#### DIRECTIVE:
Copy out every line exactly, passing over the pictures.

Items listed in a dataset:
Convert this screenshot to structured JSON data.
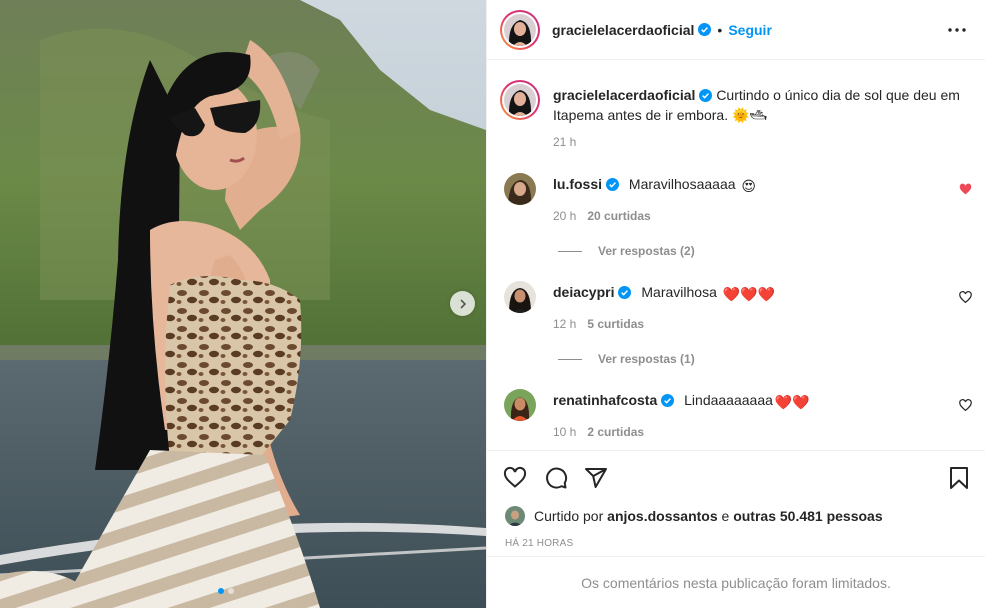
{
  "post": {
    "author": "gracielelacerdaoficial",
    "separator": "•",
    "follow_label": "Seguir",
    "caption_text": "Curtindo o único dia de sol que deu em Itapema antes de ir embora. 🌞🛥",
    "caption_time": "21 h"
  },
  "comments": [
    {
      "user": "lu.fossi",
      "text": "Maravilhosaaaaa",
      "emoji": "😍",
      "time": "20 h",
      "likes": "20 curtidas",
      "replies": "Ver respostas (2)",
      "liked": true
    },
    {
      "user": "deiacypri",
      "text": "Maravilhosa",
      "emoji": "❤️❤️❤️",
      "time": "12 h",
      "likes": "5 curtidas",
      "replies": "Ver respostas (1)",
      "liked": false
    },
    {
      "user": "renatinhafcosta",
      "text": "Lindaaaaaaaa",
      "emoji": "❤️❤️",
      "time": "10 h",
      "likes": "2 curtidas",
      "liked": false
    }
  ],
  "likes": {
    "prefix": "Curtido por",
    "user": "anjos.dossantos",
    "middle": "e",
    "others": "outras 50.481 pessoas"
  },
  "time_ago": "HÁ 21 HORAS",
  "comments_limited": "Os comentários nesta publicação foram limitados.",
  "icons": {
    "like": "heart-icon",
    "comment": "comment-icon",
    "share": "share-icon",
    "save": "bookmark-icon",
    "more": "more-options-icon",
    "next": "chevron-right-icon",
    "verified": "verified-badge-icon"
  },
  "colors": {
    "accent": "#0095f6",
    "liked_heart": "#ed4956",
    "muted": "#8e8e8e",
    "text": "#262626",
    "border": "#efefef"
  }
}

#### RIGHT ANSWER:
Convert this screenshot to structured JSON data.
{
  "post": {
    "author": "gracielelacerdaoficial",
    "separator": "•",
    "follow_label": "Seguir",
    "caption_text": "Curtindo o único dia de sol que deu em Itapema antes de ir embora. 🌞🛥",
    "caption_time": "21 h"
  },
  "comments": [
    {
      "user": "lu.fossi",
      "text": "Maravilhosaaaaa",
      "emoji": "😍",
      "time": "20 h",
      "likes": "20 curtidas",
      "replies": "Ver respostas (2)",
      "liked": true
    },
    {
      "user": "deiacypri",
      "text": "Maravilhosa",
      "emoji": "❤️❤️❤️",
      "time": "12 h",
      "likes": "5 curtidas",
      "replies": "Ver respostas (1)",
      "liked": false
    },
    {
      "user": "renatinhafcosta",
      "text": "Lindaaaaaaaa",
      "emoji": "❤️❤️",
      "time": "10 h",
      "likes": "2 curtidas",
      "liked": false
    }
  ],
  "likes": {
    "prefix": "Curtido por",
    "user": "anjos.dossantos",
    "middle": "e",
    "others": "outras 50.481 pessoas"
  },
  "time_ago": "HÁ 21 HORAS",
  "comments_limited": "Os comentários nesta publicação foram limitados.",
  "icons": {
    "like": "heart-icon",
    "comment": "comment-icon",
    "share": "share-icon",
    "save": "bookmark-icon",
    "more": "more-options-icon",
    "next": "chevron-right-icon",
    "verified": "verified-badge-icon"
  },
  "colors": {
    "accent": "#0095f6",
    "liked_heart": "#ed4956",
    "muted": "#8e8e8e",
    "text": "#262626",
    "border": "#efefef"
  }
}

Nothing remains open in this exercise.